#### RECORDS FOR THE EXERCISE ####

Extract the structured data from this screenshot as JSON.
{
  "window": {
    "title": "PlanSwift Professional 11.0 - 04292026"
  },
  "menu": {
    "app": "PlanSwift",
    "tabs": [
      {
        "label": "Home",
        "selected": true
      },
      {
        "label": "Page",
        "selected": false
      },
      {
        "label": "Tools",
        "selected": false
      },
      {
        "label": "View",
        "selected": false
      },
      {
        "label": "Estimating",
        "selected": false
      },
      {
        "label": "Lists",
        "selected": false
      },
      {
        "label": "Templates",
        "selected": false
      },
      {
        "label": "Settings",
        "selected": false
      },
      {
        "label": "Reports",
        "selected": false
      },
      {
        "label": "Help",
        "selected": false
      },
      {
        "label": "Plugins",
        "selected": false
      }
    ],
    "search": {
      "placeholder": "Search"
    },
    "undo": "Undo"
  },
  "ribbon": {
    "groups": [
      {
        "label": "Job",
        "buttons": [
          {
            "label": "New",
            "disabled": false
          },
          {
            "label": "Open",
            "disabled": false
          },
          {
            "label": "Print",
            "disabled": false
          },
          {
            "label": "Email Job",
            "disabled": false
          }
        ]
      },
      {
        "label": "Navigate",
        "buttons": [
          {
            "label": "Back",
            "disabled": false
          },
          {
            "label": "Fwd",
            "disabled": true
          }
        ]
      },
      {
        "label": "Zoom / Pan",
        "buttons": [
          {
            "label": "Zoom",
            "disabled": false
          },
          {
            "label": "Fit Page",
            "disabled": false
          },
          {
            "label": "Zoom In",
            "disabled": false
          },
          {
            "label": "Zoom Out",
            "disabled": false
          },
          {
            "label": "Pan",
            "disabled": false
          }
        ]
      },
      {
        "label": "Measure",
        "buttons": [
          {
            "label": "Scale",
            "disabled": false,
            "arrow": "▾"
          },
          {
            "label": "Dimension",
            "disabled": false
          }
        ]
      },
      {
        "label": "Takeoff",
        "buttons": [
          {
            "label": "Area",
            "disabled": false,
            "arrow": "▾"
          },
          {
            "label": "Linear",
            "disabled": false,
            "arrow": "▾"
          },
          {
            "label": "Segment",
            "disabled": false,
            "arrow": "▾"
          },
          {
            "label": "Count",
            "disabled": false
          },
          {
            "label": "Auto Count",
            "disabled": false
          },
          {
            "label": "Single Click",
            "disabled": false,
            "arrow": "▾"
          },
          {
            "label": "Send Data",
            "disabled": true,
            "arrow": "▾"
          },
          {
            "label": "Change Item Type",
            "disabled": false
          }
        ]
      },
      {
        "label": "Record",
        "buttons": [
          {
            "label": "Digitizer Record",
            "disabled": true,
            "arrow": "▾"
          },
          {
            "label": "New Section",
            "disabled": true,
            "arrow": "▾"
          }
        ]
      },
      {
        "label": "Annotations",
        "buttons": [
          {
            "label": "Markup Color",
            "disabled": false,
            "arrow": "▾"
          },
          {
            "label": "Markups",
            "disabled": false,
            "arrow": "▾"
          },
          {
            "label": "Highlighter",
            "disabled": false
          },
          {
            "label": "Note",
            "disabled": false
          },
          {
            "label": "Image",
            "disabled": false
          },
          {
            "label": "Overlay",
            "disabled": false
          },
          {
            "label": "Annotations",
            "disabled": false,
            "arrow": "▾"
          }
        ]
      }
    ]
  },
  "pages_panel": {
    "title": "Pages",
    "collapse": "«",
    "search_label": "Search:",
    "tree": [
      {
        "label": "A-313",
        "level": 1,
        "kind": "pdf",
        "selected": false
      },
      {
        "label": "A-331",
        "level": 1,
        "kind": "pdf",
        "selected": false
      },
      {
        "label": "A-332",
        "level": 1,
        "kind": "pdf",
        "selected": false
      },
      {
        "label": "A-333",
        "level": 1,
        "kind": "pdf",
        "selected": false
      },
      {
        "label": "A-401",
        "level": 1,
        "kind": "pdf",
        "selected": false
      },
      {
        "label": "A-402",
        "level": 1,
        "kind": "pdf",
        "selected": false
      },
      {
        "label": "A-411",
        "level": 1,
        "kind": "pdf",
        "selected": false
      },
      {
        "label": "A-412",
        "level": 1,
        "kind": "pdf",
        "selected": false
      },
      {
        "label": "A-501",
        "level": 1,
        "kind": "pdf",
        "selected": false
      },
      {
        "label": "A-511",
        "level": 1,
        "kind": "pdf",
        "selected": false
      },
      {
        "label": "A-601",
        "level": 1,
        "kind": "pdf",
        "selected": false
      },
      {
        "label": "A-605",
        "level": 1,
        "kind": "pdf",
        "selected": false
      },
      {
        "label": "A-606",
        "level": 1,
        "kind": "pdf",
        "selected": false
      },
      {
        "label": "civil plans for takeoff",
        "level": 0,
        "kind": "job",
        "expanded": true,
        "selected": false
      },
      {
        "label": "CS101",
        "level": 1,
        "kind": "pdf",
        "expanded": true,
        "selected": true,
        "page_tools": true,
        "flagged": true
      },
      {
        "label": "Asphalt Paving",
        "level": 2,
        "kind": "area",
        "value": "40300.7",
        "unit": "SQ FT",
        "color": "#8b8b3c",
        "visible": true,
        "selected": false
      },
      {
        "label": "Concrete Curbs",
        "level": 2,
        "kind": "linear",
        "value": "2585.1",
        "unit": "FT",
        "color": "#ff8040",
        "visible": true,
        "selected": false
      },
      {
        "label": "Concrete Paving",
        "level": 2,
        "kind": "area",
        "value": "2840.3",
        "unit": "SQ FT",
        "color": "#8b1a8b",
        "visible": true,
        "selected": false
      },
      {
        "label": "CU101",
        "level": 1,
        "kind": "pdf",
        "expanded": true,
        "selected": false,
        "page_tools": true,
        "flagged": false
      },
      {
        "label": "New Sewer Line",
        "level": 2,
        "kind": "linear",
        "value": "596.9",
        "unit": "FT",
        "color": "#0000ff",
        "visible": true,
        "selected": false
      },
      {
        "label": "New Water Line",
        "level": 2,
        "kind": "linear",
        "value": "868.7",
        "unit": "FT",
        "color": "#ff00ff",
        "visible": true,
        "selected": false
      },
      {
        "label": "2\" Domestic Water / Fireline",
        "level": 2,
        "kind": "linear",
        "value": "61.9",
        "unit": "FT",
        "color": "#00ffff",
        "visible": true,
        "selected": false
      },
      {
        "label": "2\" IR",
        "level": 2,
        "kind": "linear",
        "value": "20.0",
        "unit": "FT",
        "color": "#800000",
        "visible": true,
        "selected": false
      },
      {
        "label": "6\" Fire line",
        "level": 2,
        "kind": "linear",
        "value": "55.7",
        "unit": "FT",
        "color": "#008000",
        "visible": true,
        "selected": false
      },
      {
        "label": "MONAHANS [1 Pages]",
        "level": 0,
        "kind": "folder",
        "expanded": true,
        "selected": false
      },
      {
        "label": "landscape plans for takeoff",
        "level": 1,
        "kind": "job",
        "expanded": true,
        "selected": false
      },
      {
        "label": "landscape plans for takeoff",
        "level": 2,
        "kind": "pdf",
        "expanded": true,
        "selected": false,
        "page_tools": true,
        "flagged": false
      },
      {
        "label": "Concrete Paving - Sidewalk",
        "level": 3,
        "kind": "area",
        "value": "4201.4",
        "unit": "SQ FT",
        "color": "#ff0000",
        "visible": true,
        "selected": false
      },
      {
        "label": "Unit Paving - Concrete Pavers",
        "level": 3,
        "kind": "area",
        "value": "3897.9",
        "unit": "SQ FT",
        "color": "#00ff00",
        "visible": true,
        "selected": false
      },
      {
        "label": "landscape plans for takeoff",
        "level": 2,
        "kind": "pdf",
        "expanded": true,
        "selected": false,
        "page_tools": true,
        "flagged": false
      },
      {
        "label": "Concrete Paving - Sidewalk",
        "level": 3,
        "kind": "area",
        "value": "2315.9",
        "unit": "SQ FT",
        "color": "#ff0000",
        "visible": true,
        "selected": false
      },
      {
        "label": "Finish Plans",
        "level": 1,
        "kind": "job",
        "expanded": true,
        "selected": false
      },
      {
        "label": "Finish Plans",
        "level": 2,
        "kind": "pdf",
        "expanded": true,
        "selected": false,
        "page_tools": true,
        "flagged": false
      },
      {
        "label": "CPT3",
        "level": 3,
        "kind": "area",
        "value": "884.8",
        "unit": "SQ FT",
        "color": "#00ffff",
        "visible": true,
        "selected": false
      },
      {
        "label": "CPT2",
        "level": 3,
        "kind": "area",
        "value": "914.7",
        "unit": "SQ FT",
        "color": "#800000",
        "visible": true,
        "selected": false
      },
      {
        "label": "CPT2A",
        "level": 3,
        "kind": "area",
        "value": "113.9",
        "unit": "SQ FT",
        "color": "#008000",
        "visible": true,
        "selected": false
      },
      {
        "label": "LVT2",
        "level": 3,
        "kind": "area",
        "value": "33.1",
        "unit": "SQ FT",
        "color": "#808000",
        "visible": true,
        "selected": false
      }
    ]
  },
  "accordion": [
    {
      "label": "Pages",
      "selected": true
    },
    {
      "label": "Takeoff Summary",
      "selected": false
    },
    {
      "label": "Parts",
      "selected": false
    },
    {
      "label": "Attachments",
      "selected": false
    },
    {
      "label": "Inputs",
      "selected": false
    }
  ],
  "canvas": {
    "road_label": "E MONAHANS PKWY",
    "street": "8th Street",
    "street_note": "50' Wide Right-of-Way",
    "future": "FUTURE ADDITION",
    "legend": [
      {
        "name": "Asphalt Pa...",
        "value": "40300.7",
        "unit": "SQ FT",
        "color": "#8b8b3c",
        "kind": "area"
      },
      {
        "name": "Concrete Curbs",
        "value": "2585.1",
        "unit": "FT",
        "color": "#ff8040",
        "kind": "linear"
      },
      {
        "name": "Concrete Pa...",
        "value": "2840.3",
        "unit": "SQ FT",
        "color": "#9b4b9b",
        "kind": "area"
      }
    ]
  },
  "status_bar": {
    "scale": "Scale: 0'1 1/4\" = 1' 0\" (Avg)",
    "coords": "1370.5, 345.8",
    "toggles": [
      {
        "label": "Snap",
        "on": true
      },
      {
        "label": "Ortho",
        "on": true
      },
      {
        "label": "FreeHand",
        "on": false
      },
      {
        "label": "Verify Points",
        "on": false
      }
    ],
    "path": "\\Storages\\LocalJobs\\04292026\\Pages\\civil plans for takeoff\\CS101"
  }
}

####

WORK INSTRUCTIONS: Lines that hold "title" are the ones to copy; find all of them.

TASK RESULT:
    "title": "PlanSwift Professional 11.0 - 04292026"
    "title": "Pages",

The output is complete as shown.